Data records
*-*-*

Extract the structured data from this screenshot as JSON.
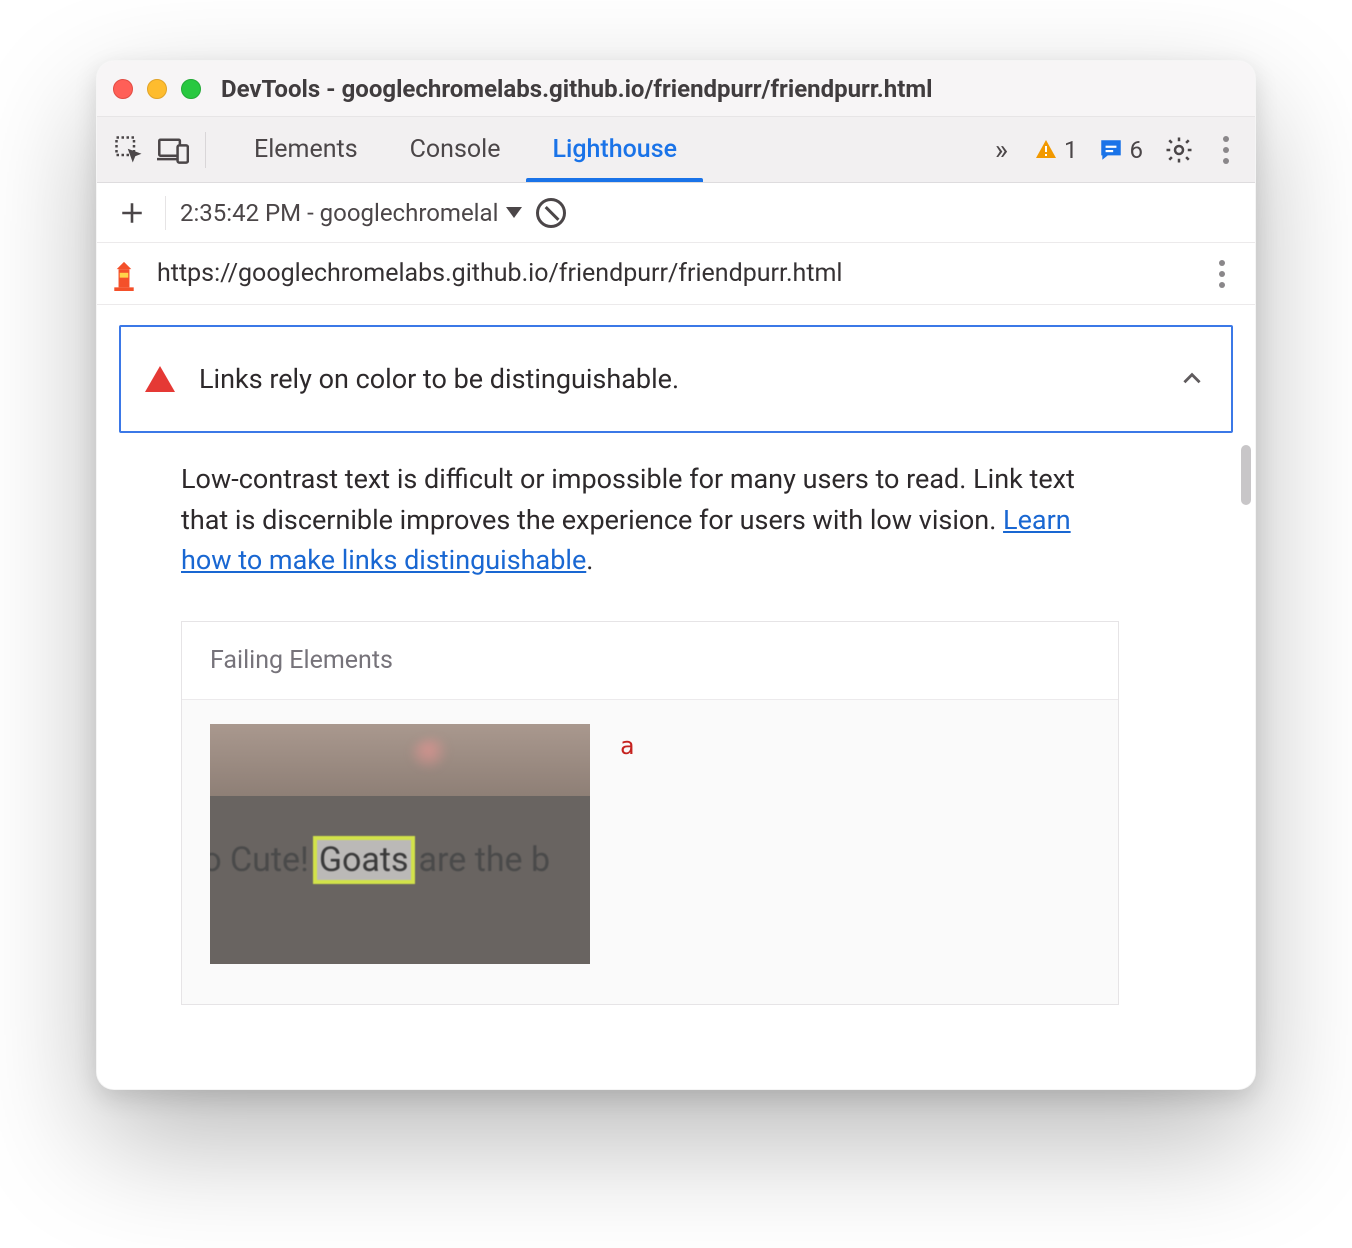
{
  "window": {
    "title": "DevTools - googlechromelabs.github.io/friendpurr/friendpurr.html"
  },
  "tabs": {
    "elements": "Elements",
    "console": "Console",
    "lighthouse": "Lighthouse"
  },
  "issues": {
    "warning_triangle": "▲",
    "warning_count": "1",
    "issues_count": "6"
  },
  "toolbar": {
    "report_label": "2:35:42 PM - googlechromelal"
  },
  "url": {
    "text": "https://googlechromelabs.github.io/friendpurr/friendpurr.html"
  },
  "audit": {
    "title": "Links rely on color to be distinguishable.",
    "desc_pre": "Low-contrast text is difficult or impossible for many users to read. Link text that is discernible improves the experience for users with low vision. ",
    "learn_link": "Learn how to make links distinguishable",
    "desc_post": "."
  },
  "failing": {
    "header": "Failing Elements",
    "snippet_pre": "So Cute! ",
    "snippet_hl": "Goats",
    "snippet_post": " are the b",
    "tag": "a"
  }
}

*-*-*

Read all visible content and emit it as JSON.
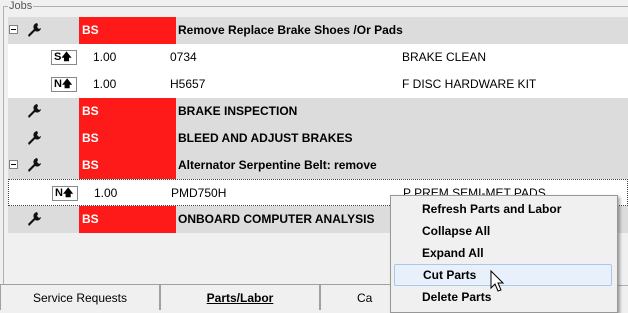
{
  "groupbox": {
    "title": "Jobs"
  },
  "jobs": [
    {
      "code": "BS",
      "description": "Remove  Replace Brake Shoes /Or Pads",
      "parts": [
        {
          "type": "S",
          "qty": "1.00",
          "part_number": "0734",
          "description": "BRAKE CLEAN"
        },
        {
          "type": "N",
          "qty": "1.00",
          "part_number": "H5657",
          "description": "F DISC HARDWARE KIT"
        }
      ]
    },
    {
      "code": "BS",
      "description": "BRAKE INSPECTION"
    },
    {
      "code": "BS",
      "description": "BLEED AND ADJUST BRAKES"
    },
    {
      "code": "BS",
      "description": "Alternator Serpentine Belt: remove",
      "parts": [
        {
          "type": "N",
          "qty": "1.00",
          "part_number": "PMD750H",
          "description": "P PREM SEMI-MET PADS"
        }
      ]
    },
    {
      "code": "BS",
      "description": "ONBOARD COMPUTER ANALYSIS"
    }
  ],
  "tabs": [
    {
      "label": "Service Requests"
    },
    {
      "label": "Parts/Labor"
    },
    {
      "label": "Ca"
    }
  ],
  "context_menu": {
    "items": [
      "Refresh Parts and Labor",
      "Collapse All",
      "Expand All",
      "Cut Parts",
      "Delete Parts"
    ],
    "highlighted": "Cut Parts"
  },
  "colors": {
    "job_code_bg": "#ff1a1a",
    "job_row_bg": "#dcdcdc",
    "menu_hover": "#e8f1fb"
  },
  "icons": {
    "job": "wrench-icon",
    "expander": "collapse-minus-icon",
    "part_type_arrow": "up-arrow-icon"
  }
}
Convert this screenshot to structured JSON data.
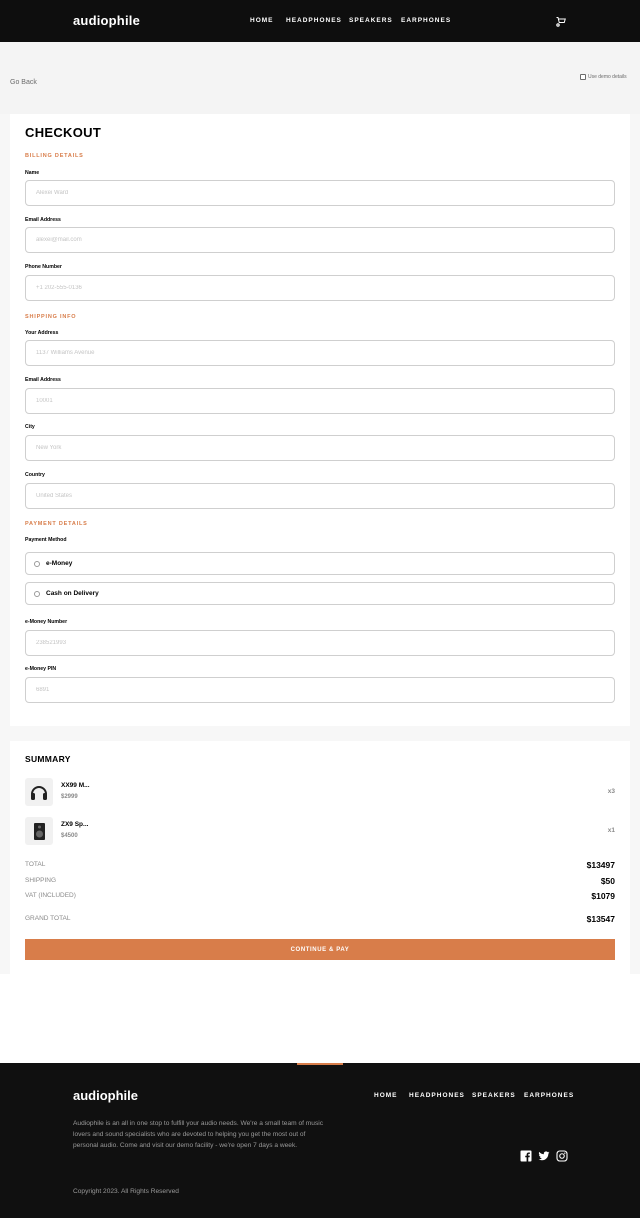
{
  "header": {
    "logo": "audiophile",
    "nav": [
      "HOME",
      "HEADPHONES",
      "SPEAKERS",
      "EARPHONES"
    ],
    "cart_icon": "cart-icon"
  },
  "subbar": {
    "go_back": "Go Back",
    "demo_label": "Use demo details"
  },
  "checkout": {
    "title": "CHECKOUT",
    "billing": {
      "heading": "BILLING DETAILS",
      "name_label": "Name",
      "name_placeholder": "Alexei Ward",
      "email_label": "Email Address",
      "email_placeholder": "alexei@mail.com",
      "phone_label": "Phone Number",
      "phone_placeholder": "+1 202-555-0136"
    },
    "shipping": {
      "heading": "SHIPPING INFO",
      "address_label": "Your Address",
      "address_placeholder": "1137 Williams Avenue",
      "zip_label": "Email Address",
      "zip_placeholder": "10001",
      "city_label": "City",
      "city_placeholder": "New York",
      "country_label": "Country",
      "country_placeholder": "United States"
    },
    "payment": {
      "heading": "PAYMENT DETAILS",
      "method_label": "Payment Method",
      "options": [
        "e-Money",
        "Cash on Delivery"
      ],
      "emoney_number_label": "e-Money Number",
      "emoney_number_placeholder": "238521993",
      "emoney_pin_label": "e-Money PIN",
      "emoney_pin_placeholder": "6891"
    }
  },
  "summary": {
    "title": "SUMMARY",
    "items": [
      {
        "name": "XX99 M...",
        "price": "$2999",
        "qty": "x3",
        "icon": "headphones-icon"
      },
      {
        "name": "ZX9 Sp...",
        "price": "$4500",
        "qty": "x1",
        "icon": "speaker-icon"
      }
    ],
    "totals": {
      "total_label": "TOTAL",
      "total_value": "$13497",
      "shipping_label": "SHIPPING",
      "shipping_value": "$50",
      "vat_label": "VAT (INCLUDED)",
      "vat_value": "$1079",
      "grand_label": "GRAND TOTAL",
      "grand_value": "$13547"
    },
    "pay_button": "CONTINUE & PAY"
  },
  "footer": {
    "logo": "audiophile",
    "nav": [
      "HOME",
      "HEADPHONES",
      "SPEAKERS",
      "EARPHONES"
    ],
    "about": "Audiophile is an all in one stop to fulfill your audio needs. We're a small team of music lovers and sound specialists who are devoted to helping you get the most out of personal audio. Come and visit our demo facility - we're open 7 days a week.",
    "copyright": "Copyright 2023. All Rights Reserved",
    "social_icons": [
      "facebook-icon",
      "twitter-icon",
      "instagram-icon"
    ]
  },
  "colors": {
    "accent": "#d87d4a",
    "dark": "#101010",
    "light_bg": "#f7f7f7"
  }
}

*-*-*

* _GIVEN PROBLEM_
Filter out every line that lacks the word "JSON", and copy the rest.

* _EXERCISE RESPONSE_
Extract the structured data from this screenshot as JSON.
Read all visible content and emit it as JSON.
Convert this screenshot to structured JSON data.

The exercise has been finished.